DESCRIPTION OF THE TASK:
Extract the full listing verbatim and drop any pictures from your copy.

>> begin

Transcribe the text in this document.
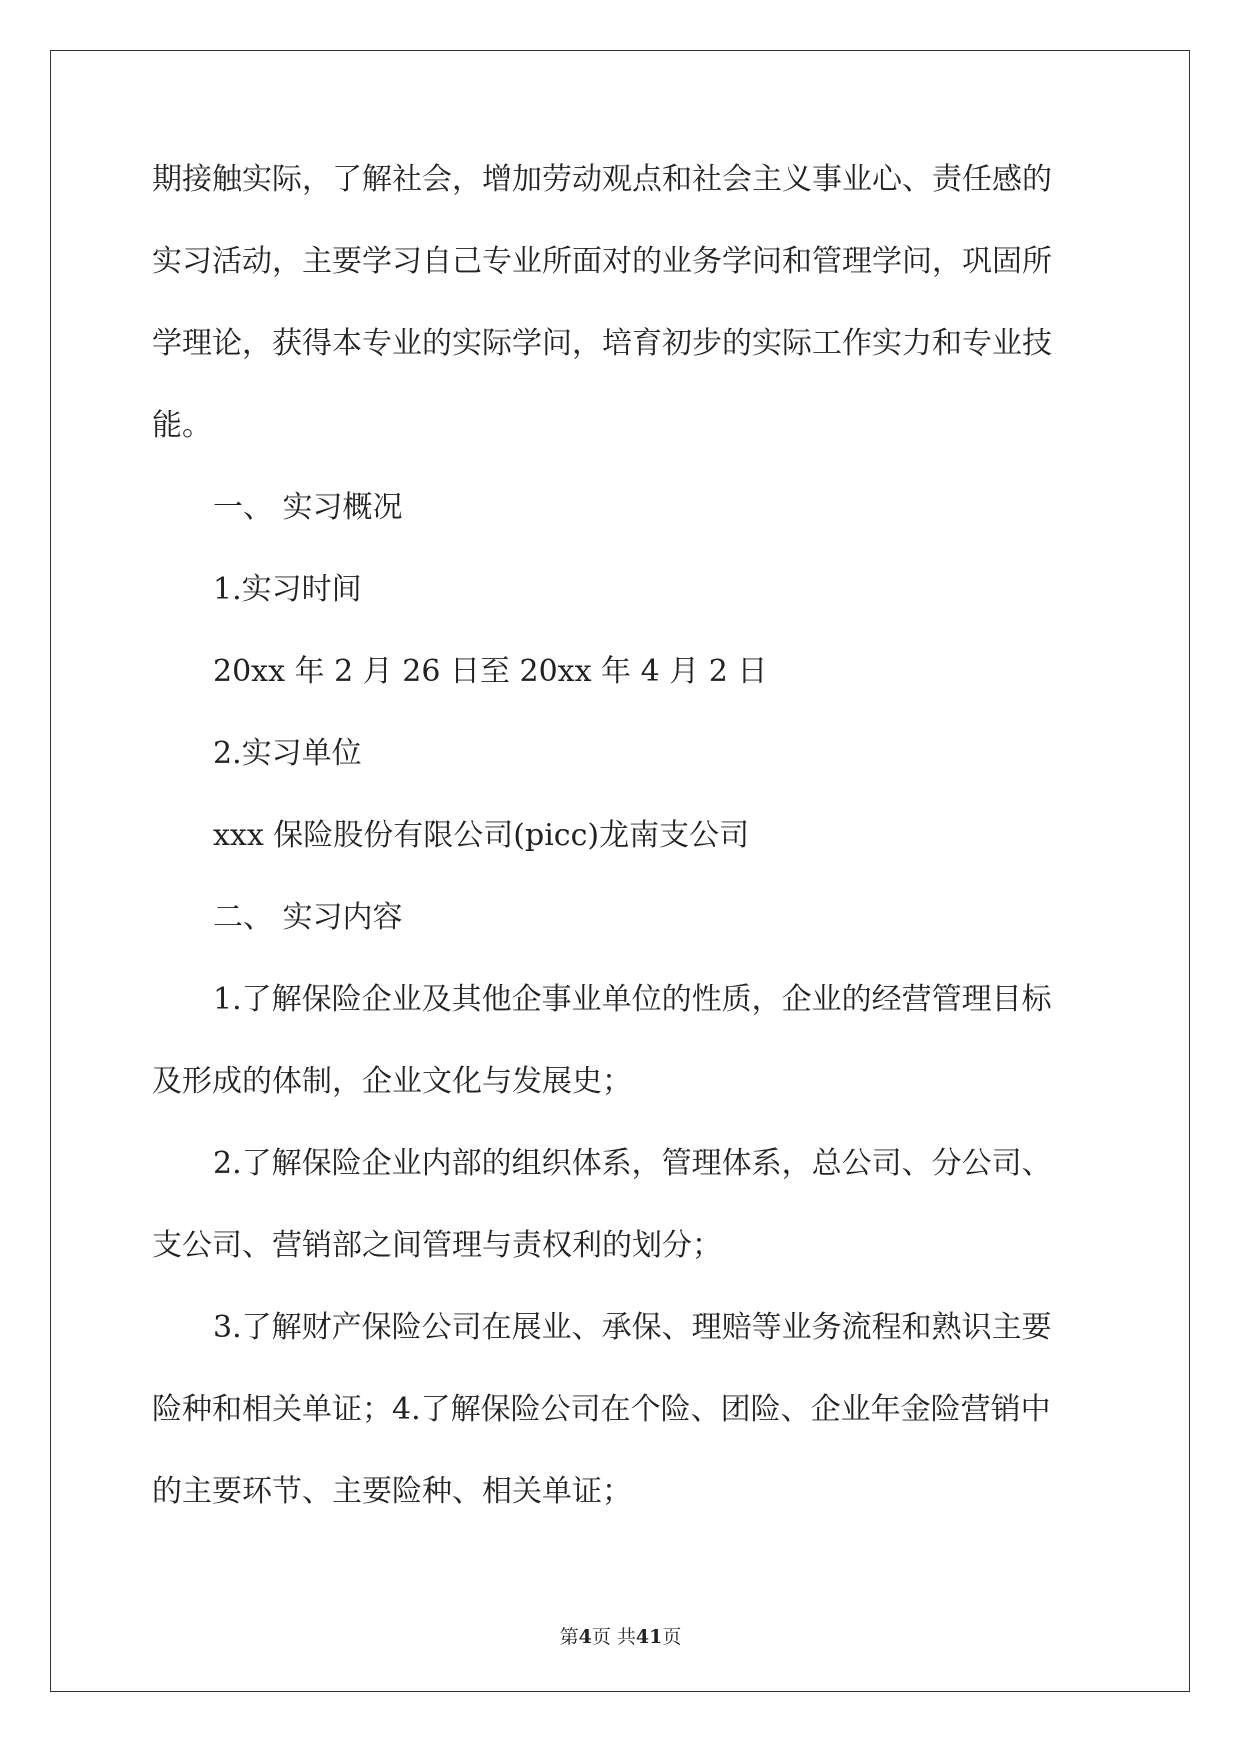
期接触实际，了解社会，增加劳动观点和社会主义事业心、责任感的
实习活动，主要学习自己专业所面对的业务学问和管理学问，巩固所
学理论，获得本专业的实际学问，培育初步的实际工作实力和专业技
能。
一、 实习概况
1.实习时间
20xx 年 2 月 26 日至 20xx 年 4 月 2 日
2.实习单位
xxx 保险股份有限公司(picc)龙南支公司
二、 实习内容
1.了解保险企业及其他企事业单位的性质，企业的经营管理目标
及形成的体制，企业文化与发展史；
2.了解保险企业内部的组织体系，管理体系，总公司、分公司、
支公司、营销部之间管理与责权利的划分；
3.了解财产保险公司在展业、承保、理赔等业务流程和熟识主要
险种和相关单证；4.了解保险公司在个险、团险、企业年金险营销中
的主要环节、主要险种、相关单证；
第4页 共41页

>> end

FINAL RESULT:
Transcribe the text in this document.
期接触实际，了解社会，增加劳动观点和社会主义事业心、责任感的
实习活动，主要学习自己专业所面对的业务学问和管理学问，巩固所
学理论，获得本专业的实际学问，培育初步的实际工作实力和专业技
能。
一、 实习概况
1.实习时间
20xx 年 2 月 26 日至 20xx 年 4 月 2 日
2.实习单位
xxx 保险股份有限公司(picc)龙南支公司
二、 实习内容
1.了解保险企业及其他企事业单位的性质，企业的经营管理目标
及形成的体制，企业文化与发展史；
2.了解保险企业内部的组织体系，管理体系，总公司、分公司、
支公司、营销部之间管理与责权利的划分；
3.了解财产保险公司在展业、承保、理赔等业务流程和熟识主要
险种和相关单证；4.了解保险公司在个险、团险、企业年金险营销中
的主要环节、主要险种、相关单证；
第4页 共41页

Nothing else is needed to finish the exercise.